(Data items)
= = = =

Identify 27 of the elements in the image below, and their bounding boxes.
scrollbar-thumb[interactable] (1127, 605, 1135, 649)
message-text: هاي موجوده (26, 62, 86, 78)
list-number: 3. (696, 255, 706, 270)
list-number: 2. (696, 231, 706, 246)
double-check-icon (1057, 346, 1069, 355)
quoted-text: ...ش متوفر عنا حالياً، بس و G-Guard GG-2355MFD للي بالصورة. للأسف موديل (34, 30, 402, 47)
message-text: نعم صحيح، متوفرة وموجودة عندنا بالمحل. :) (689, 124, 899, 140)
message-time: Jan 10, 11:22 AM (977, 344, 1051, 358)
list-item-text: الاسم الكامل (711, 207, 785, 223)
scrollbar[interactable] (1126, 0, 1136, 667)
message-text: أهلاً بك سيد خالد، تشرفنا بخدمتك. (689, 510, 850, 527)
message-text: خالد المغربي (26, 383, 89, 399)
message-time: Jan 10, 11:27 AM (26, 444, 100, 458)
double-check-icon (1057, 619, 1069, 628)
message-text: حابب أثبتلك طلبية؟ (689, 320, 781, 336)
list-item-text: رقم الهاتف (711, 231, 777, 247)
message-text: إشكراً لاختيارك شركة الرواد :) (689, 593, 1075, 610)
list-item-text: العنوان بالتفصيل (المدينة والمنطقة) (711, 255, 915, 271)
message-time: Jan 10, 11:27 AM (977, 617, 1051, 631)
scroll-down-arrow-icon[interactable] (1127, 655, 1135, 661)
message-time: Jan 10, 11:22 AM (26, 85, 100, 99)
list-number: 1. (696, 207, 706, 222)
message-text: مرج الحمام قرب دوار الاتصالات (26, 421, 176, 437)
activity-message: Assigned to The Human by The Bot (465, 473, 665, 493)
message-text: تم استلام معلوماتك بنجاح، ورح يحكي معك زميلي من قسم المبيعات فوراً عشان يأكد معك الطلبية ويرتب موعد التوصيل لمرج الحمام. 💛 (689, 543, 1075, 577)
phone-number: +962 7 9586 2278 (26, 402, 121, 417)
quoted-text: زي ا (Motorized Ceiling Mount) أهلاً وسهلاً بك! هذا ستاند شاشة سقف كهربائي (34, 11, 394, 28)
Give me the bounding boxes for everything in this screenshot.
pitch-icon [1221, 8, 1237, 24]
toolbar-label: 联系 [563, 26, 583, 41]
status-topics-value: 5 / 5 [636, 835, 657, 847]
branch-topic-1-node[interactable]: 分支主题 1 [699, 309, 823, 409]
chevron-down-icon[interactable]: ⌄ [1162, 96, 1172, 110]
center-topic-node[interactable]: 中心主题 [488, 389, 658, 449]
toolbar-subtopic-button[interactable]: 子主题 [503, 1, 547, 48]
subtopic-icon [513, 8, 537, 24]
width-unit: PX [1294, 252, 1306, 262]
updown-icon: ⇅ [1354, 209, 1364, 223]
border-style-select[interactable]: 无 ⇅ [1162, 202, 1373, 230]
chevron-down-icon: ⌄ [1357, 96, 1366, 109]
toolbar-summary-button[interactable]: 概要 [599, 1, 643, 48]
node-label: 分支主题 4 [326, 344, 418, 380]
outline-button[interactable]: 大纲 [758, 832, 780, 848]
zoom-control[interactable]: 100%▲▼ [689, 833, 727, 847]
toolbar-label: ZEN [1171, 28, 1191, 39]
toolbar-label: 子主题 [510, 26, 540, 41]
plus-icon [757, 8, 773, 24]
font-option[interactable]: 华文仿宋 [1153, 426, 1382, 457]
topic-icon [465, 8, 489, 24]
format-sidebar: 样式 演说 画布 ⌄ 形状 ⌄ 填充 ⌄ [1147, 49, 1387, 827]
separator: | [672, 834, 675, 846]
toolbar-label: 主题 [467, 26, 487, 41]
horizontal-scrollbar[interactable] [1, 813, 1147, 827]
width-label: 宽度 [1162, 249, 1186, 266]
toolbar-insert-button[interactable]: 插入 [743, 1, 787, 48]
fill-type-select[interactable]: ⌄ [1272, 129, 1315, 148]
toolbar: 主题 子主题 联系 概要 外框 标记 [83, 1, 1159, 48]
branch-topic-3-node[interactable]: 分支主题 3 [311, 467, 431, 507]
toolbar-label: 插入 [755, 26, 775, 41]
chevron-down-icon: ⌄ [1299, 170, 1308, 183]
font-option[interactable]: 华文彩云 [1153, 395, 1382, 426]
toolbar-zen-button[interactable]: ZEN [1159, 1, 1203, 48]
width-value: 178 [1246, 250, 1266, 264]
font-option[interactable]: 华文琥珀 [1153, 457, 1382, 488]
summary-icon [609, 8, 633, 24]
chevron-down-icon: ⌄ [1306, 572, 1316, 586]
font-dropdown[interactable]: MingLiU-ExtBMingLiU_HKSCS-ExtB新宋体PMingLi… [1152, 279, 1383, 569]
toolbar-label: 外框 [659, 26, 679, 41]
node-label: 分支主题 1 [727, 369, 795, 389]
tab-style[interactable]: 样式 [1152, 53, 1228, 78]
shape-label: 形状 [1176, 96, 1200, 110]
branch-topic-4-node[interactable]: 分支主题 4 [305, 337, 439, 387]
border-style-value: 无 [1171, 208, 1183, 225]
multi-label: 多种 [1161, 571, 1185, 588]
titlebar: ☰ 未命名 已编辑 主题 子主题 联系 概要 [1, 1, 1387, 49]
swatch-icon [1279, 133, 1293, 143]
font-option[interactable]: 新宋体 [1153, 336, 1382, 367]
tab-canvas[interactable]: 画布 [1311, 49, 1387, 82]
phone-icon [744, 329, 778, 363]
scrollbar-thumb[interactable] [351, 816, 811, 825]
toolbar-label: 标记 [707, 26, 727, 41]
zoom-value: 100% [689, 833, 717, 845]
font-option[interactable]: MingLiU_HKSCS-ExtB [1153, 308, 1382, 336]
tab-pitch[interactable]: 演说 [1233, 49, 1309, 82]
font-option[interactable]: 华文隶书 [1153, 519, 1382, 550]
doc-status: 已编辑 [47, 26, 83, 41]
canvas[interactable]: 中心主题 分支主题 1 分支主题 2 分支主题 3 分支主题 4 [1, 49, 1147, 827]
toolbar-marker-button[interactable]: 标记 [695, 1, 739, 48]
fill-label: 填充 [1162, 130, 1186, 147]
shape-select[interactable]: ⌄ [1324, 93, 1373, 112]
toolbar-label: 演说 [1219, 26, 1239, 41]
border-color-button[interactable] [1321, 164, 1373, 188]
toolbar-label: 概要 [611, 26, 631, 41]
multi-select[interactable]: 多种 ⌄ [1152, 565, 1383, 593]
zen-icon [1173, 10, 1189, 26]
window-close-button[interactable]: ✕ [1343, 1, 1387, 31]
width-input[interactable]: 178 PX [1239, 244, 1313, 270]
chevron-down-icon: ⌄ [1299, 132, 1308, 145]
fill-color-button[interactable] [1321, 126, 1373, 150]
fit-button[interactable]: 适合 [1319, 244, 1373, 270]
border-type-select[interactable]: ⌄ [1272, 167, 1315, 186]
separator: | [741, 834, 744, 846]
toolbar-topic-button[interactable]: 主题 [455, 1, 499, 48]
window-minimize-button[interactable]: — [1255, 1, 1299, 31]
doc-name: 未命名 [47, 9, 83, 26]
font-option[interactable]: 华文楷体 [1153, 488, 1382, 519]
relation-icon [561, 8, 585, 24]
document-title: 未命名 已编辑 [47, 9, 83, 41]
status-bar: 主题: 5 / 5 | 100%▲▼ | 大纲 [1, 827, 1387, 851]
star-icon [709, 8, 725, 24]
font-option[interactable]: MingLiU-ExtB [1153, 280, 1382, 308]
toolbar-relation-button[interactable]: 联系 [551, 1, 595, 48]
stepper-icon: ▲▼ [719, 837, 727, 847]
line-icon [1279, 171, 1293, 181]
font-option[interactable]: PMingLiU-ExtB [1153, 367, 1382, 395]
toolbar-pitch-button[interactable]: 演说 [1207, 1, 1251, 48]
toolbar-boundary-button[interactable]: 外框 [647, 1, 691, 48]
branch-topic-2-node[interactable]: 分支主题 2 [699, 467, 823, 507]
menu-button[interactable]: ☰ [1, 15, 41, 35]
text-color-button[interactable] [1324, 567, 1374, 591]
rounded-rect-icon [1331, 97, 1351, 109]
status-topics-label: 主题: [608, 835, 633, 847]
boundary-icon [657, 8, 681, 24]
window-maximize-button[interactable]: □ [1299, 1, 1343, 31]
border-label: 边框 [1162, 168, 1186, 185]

= = = =

- WHAT THE EXERCISE ASKS -
Rewrite the stretch from the start of the items through the line containing "message-text: خالد المغربي (26, 383, 89, 399)", changing "list-number" to "list-index" wherever it occurs and leaving everything else unchanged.

- REPLY TO THE EXERCISE -
Identify 27 of the elements in the image below, and their bounding boxes.
scrollbar-thumb[interactable] (1127, 605, 1135, 649)
message-text: هاي موجوده (26, 62, 86, 78)
list-index: 3. (696, 255, 706, 270)
list-index: 2. (696, 231, 706, 246)
double-check-icon (1057, 346, 1069, 355)
quoted-text: ...ش متوفر عنا حالياً، بس و G-Guard GG-2355MFD للي بالصورة. للأسف موديل (34, 30, 402, 47)
message-text: نعم صحيح، متوفرة وموجودة عندنا بالمحل. :) (689, 124, 899, 140)
message-time: Jan 10, 11:22 AM (977, 344, 1051, 358)
list-item-text: الاسم الكامل (711, 207, 785, 223)
scrollbar[interactable] (1126, 0, 1136, 667)
message-text: أهلاً بك سيد خالد، تشرفنا بخدمتك. (689, 510, 850, 527)
message-text: خالد المغربي (26, 383, 89, 399)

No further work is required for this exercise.